◆ Stated task:
Locate the lines where "this" occurs and copy them as they stand.

— start of Dataset content —

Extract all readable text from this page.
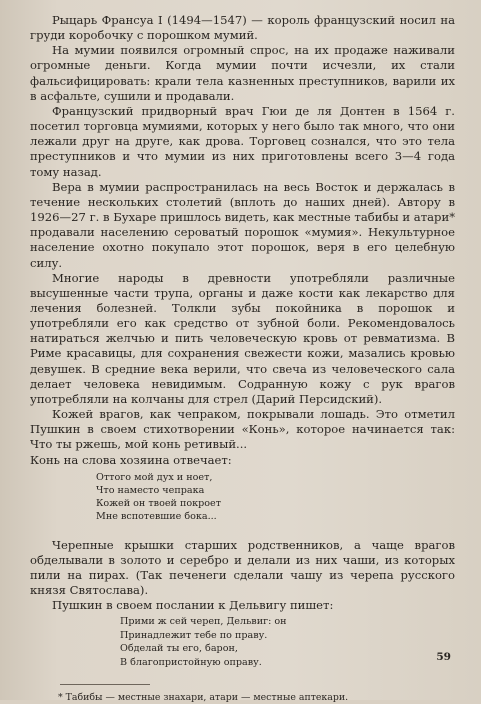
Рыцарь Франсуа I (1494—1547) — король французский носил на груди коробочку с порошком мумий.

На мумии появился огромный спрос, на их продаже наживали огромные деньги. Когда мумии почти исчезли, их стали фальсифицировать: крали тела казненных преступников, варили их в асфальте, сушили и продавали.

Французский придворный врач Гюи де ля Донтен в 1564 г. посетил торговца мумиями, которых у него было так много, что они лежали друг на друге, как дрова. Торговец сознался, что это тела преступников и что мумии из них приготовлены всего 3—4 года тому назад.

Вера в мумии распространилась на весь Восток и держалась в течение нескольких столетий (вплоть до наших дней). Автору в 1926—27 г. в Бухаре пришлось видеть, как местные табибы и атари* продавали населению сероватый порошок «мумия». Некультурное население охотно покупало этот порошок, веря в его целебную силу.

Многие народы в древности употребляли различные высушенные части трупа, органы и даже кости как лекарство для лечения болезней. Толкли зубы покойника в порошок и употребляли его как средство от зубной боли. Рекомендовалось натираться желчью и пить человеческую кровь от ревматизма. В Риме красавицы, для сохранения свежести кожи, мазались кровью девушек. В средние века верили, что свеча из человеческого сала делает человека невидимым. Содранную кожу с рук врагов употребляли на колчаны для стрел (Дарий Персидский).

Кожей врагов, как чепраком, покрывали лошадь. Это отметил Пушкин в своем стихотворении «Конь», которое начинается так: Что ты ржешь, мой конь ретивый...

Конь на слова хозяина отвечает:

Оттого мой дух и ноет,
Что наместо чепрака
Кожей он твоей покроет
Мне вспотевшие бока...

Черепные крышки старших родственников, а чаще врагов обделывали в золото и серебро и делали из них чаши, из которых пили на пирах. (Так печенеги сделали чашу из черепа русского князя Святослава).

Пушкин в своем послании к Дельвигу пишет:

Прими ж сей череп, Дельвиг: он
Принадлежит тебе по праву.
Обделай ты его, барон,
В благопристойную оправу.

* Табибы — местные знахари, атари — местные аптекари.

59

— end of Dataset content —
— start of Dataset content —

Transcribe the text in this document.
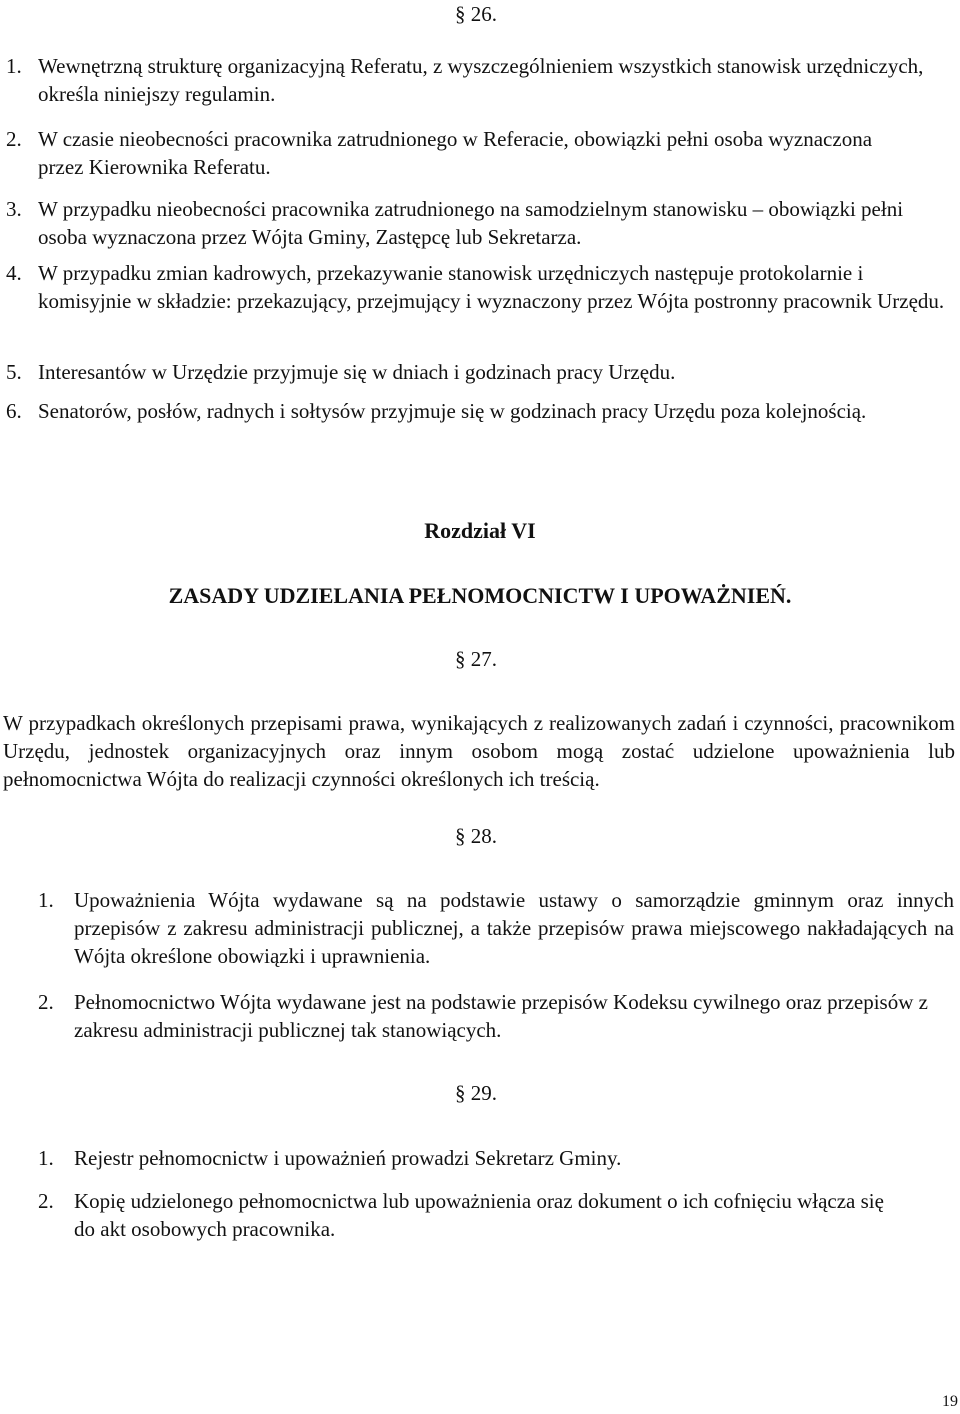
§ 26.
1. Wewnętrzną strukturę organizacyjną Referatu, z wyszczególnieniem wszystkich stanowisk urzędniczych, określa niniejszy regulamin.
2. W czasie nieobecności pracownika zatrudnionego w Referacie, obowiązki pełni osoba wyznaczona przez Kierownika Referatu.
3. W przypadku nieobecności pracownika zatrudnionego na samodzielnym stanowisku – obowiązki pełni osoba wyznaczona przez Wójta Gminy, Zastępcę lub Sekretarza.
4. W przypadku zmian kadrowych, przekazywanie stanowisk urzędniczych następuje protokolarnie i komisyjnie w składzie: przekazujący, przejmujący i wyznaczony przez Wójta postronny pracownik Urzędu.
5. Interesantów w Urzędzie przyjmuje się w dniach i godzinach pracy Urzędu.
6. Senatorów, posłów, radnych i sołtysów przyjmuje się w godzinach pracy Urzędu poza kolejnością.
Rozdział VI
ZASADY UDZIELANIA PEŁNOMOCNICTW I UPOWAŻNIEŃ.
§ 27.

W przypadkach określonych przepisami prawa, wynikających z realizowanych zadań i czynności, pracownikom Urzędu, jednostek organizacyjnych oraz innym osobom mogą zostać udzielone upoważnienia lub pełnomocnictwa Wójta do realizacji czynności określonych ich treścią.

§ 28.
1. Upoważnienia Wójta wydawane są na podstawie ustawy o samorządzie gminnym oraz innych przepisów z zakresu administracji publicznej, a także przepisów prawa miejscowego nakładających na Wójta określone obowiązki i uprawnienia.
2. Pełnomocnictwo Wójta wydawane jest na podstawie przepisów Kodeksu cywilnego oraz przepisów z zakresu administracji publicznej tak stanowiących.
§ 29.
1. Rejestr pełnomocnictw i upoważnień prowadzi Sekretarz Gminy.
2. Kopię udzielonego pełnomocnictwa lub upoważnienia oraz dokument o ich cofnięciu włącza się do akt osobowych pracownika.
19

— end of Dataset content —

◆ Task response:
Extract all readable text from this page.
Transcribe the text in this document.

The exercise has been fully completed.